**What is expected**
Copy out the data exactly, leaving the pictures behind.

**Record set**
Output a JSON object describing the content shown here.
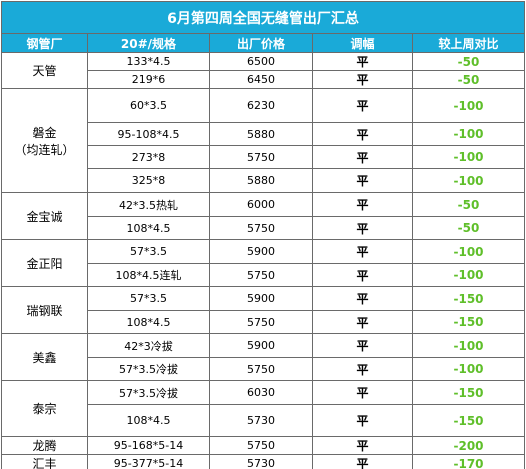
{
  "title": "6月第四周全国无缝管出厂汇总",
  "headers": [
    "钢管厂",
    "20#/规格",
    "出厂价格",
    "调幅",
    "较上周对比"
  ],
  "colors": {
    "header_bg": "#1aaad8",
    "header_text": "#ffffff",
    "compare_text": "#5fbf2a",
    "border": "#6a6a6a"
  },
  "groups": [
    {
      "mill": "天管",
      "rows": [
        {
          "spec": "133*4.5",
          "price": "6500",
          "adj": "平",
          "cmp": "-50"
        },
        {
          "spec": "219*6",
          "price": "6450",
          "adj": "平",
          "cmp": "-50"
        }
      ]
    },
    {
      "mill": "磐金\n（均连轧）",
      "rows": [
        {
          "spec": "60*3.5",
          "price": "6230",
          "adj": "平",
          "cmp": "-100"
        },
        {
          "spec": "95-108*4.5",
          "price": "5880",
          "adj": "平",
          "cmp": "-100"
        },
        {
          "spec": "273*8",
          "price": "5750",
          "adj": "平",
          "cmp": "-100"
        },
        {
          "spec": "325*8",
          "price": "5880",
          "adj": "平",
          "cmp": "-100"
        }
      ]
    },
    {
      "mill": "金宝诚",
      "rows": [
        {
          "spec": "42*3.5热轧",
          "price": "6000",
          "adj": "平",
          "cmp": "-50"
        },
        {
          "spec": "108*4.5",
          "price": "5750",
          "adj": "平",
          "cmp": "-50"
        }
      ]
    },
    {
      "mill": "金正阳",
      "rows": [
        {
          "spec": "57*3.5",
          "price": "5900",
          "adj": "平",
          "cmp": "-100"
        },
        {
          "spec": "108*4.5连轧",
          "price": "5750",
          "adj": "平",
          "cmp": "-100"
        }
      ]
    },
    {
      "mill": "瑞钢联",
      "rows": [
        {
          "spec": "57*3.5",
          "price": "5900",
          "adj": "平",
          "cmp": "-150"
        },
        {
          "spec": "108*4.5",
          "price": "5750",
          "adj": "平",
          "cmp": "-150"
        }
      ]
    },
    {
      "mill": "美鑫",
      "rows": [
        {
          "spec": "42*3冷拔",
          "price": "5900",
          "adj": "平",
          "cmp": "-100"
        },
        {
          "spec": "57*3.5冷拔",
          "price": "5750",
          "adj": "平",
          "cmp": "-100"
        }
      ]
    },
    {
      "mill": "泰宗",
      "rows": [
        {
          "spec": "57*3.5冷拔",
          "price": "6030",
          "adj": "平",
          "cmp": "-150"
        },
        {
          "spec": "108*4.5",
          "price": "5730",
          "adj": "平",
          "cmp": "-150"
        }
      ]
    },
    {
      "mill": "龙腾",
      "rows": [
        {
          "spec": "95-168*5-14",
          "price": "5750",
          "adj": "平",
          "cmp": "-200"
        }
      ]
    },
    {
      "mill": "汇丰",
      "rows": [
        {
          "spec": "95-377*5-14",
          "price": "5730",
          "adj": "平",
          "cmp": "-170"
        }
      ]
    }
  ]
}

**Full answer**
Output a JSON object describing the content shown here.
{
  "title": "6月第四周全国无缝管出厂汇总",
  "headers": [
    "钢管厂",
    "20#/规格",
    "出厂价格",
    "调幅",
    "较上周对比"
  ],
  "colors": {
    "header_bg": "#1aaad8",
    "header_text": "#ffffff",
    "compare_text": "#5fbf2a",
    "border": "#6a6a6a"
  },
  "groups": [
    {
      "mill": "天管",
      "rows": [
        {
          "spec": "133*4.5",
          "price": "6500",
          "adj": "平",
          "cmp": "-50"
        },
        {
          "spec": "219*6",
          "price": "6450",
          "adj": "平",
          "cmp": "-50"
        }
      ]
    },
    {
      "mill": "磐金\n（均连轧）",
      "rows": [
        {
          "spec": "60*3.5",
          "price": "6230",
          "adj": "平",
          "cmp": "-100"
        },
        {
          "spec": "95-108*4.5",
          "price": "5880",
          "adj": "平",
          "cmp": "-100"
        },
        {
          "spec": "273*8",
          "price": "5750",
          "adj": "平",
          "cmp": "-100"
        },
        {
          "spec": "325*8",
          "price": "5880",
          "adj": "平",
          "cmp": "-100"
        }
      ]
    },
    {
      "mill": "金宝诚",
      "rows": [
        {
          "spec": "42*3.5热轧",
          "price": "6000",
          "adj": "平",
          "cmp": "-50"
        },
        {
          "spec": "108*4.5",
          "price": "5750",
          "adj": "平",
          "cmp": "-50"
        }
      ]
    },
    {
      "mill": "金正阳",
      "rows": [
        {
          "spec": "57*3.5",
          "price": "5900",
          "adj": "平",
          "cmp": "-100"
        },
        {
          "spec": "108*4.5连轧",
          "price": "5750",
          "adj": "平",
          "cmp": "-100"
        }
      ]
    },
    {
      "mill": "瑞钢联",
      "rows": [
        {
          "spec": "57*3.5",
          "price": "5900",
          "adj": "平",
          "cmp": "-150"
        },
        {
          "spec": "108*4.5",
          "price": "5750",
          "adj": "平",
          "cmp": "-150"
        }
      ]
    },
    {
      "mill": "美鑫",
      "rows": [
        {
          "spec": "42*3冷拔",
          "price": "5900",
          "adj": "平",
          "cmp": "-100"
        },
        {
          "spec": "57*3.5冷拔",
          "price": "5750",
          "adj": "平",
          "cmp": "-100"
        }
      ]
    },
    {
      "mill": "泰宗",
      "rows": [
        {
          "spec": "57*3.5冷拔",
          "price": "6030",
          "adj": "平",
          "cmp": "-150"
        },
        {
          "spec": "108*4.5",
          "price": "5730",
          "adj": "平",
          "cmp": "-150"
        }
      ]
    },
    {
      "mill": "龙腾",
      "rows": [
        {
          "spec": "95-168*5-14",
          "price": "5750",
          "adj": "平",
          "cmp": "-200"
        }
      ]
    },
    {
      "mill": "汇丰",
      "rows": [
        {
          "spec": "95-377*5-14",
          "price": "5730",
          "adj": "平",
          "cmp": "-170"
        }
      ]
    }
  ]
}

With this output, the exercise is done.